Start of Records for the exercise
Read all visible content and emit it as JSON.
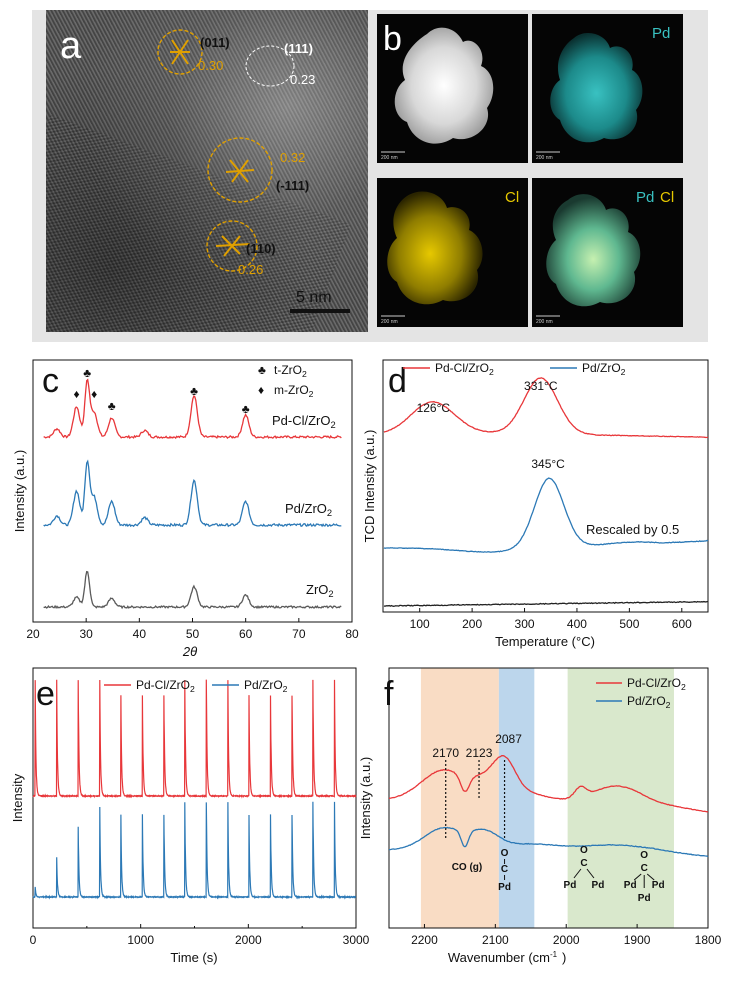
{
  "panel_a": {
    "letter": "a",
    "annotations": [
      {
        "plane": "(011)",
        "d": "0.30"
      },
      {
        "plane": "(111)",
        "d": "0.23"
      },
      {
        "plane": "(-111)",
        "d": "0.32"
      },
      {
        "plane": "(110)",
        "d": "0.26"
      }
    ],
    "scale_bar": "5 nm"
  },
  "panel_b": {
    "letter": "b",
    "maps": [
      {
        "label": "",
        "scale": "200 nm"
      },
      {
        "label": "Pd",
        "scale": "200 nm"
      },
      {
        "label": "Cl",
        "scale": "200 nm"
      },
      {
        "label_pd": "Pd",
        "label_cl": "Cl",
        "scale": "200 nm"
      }
    ]
  },
  "colors": {
    "red": "#e8373a",
    "blue": "#2c79b6",
    "grey": "#5a5a5a",
    "orange": "#e0a000",
    "cyan": "#39c1c1",
    "yellow": "#e6c800"
  },
  "chart_data": [
    {
      "panel": "c",
      "type": "line",
      "xlabel": "2θ",
      "ylabel": "Intensity (a.u.)",
      "xlim": [
        20,
        80
      ],
      "xticks": [
        20,
        30,
        40,
        50,
        60,
        70,
        80
      ],
      "legend": [
        {
          "symbol": "♣",
          "label": "t-ZrO2"
        },
        {
          "symbol": "♦",
          "label": "m-ZrO2"
        }
      ],
      "series": [
        {
          "name": "Pd-Cl/ZrO2",
          "color": "#e8373a",
          "peaks": [
            [
              24.5,
              0.15
            ],
            [
              28.2,
              0.55
            ],
            [
              30.2,
              1.0
            ],
            [
              31.5,
              0.45
            ],
            [
              34.8,
              0.35
            ],
            [
              41,
              0.12
            ],
            [
              50.3,
              0.75
            ],
            [
              60,
              0.4
            ]
          ]
        },
        {
          "name": "Pd/ZrO2",
          "color": "#2c79b6",
          "peaks": [
            [
              24.5,
              0.15
            ],
            [
              28.2,
              0.55
            ],
            [
              30.2,
              1.0
            ],
            [
              31.5,
              0.45
            ],
            [
              34.8,
              0.38
            ],
            [
              41,
              0.12
            ],
            [
              50.3,
              0.72
            ],
            [
              60,
              0.38
            ]
          ]
        },
        {
          "name": "ZrO2",
          "color": "#5a5a5a",
          "peaks": [
            [
              28.2,
              0.2
            ],
            [
              30.2,
              0.75
            ],
            [
              34.8,
              0.18
            ],
            [
              50.3,
              0.42
            ],
            [
              60,
              0.25
            ]
          ]
        }
      ],
      "markers": [
        {
          "x": 28.2,
          "symbol": "♦"
        },
        {
          "x": 30.2,
          "symbol": "♣"
        },
        {
          "x": 31.5,
          "symbol": "♦"
        },
        {
          "x": 34.8,
          "symbol": "♣"
        },
        {
          "x": 50.3,
          "symbol": "♣"
        },
        {
          "x": 60,
          "symbol": "♣"
        }
      ],
      "labels": [
        "Pd-Cl/ZrO2",
        "Pd/ZrO2",
        "ZrO2"
      ]
    },
    {
      "panel": "d",
      "type": "line",
      "xlabel": "Temperature (°C)",
      "ylabel": "TCD Intensity (a.u.)",
      "xlim": [
        30,
        650
      ],
      "xticks": [
        100,
        200,
        300,
        400,
        500,
        600
      ],
      "series": [
        {
          "name": "Pd-Cl/ZrO2",
          "color": "#e8373a",
          "peaks": [
            [
              126,
              0.28
            ],
            [
              331,
              0.55
            ]
          ]
        },
        {
          "name": "Pd/ZrO2",
          "color": "#2c79b6",
          "peaks": [
            [
              345,
              0.75
            ]
          ]
        },
        {
          "name": "ZrO2",
          "color": "#222222",
          "peaks": []
        }
      ],
      "annotations": [
        "126°C",
        "331°C",
        "345°C",
        "Rescaled by 0.5"
      ]
    },
    {
      "panel": "e",
      "type": "line",
      "xlabel": "Time (s)",
      "ylabel": "Intensity",
      "xlim": [
        0,
        3000
      ],
      "xticks": [
        0,
        1000,
        2000,
        3000
      ],
      "series": [
        {
          "name": "Pd-Cl/ZrO2",
          "color": "#e8373a",
          "pulse_times": [
            20,
            220,
            420,
            620,
            815,
            1015,
            1215,
            1410,
            1610,
            1810,
            2005,
            2205,
            2405,
            2600,
            2800
          ]
        },
        {
          "name": "Pd/ZrO2",
          "color": "#2c79b6",
          "pulse_times": [
            20,
            220,
            420,
            620,
            815,
            1015,
            1215,
            1410,
            1610,
            1810,
            2005,
            2205,
            2405,
            2600,
            2800
          ],
          "pulse_heights": [
            0.1,
            0.4,
            0.7,
            0.9,
            0.95,
            0.95,
            0.95,
            0.95,
            0.95,
            0.95,
            0.95,
            0.95,
            0.95,
            0.95,
            0.95
          ]
        }
      ]
    },
    {
      "panel": "f",
      "type": "line",
      "xlabel": "Wavenumber (cm-1)",
      "ylabel": "Intensity (a.u.)",
      "xlim": [
        2250,
        1800
      ],
      "xticks": [
        2200,
        2100,
        2000,
        1900,
        1800
      ],
      "bands": [
        {
          "from": 2205,
          "to": 2095,
          "color": "#f9dcc4"
        },
        {
          "from": 2095,
          "to": 2045,
          "color": "#bcd6ec"
        },
        {
          "from": 1998,
          "to": 1848,
          "color": "#d9e8cc"
        }
      ],
      "vlines": [
        2170,
        2123,
        2087
      ],
      "vline_labels": [
        "2170",
        "2123",
        "2087"
      ],
      "series": [
        {
          "name": "Pd-Cl/ZrO2",
          "color": "#e8373a"
        },
        {
          "name": "Pd/ZrO2",
          "color": "#2c79b6"
        }
      ],
      "bottom_labels": {
        "co_gas": "CO (g)",
        "o": "O",
        "c": "C",
        "pd": "Pd"
      }
    }
  ],
  "text": {
    "c_letter": "c",
    "d_letter": "d",
    "e_letter": "e",
    "f_letter": "f",
    "c_ylabel": "Intensity (a.u.)",
    "c_xlabel": "2θ",
    "d_ylabel": "TCD Intensity (a.u.)",
    "d_xlabel": "Temperature (°C)",
    "e_ylabel": "Intensity",
    "e_xlabel": "Time (s)",
    "f_ylabel": "Intensity (a.u.)",
    "f_xlabel": "Wavenumber (cm⁻¹)",
    "leg_red": "Pd-Cl/ZrO2",
    "leg_blue": "Pd/ZrO2",
    "d_peak1": "126°C",
    "d_peak2": "331°C",
    "d_peak3": "345°C",
    "d_rescaled": "Rescaled by 0.5",
    "c_label_red": "Pd-Cl/ZrO2",
    "c_label_blue": "Pd/ZrO2",
    "c_label_grey": "ZrO2",
    "c_leg_t": "t-ZrO2",
    "c_leg_m": "m-ZrO2",
    "f_v1": "2170",
    "f_v2": "2123",
    "f_v3": "2087",
    "f_co": "CO (g)"
  }
}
End of Records for the exercise
What the task requires -
Take every line above carrying "Intensity" and return it.

Response to the exercise -
      "ylabel": "Intensity (a.u.)",
      "ylabel": "TCD Intensity (a.u.)",
      "ylabel": "Intensity",
      "ylabel": "Intensity (a.u.)",
    "c_ylabel": "Intensity (a.u.)",
    "d_ylabel": "TCD Intensity (a.u.)",
    "e_ylabel": "Intensity",
    "f_ylabel": "Intensity (a.u.)",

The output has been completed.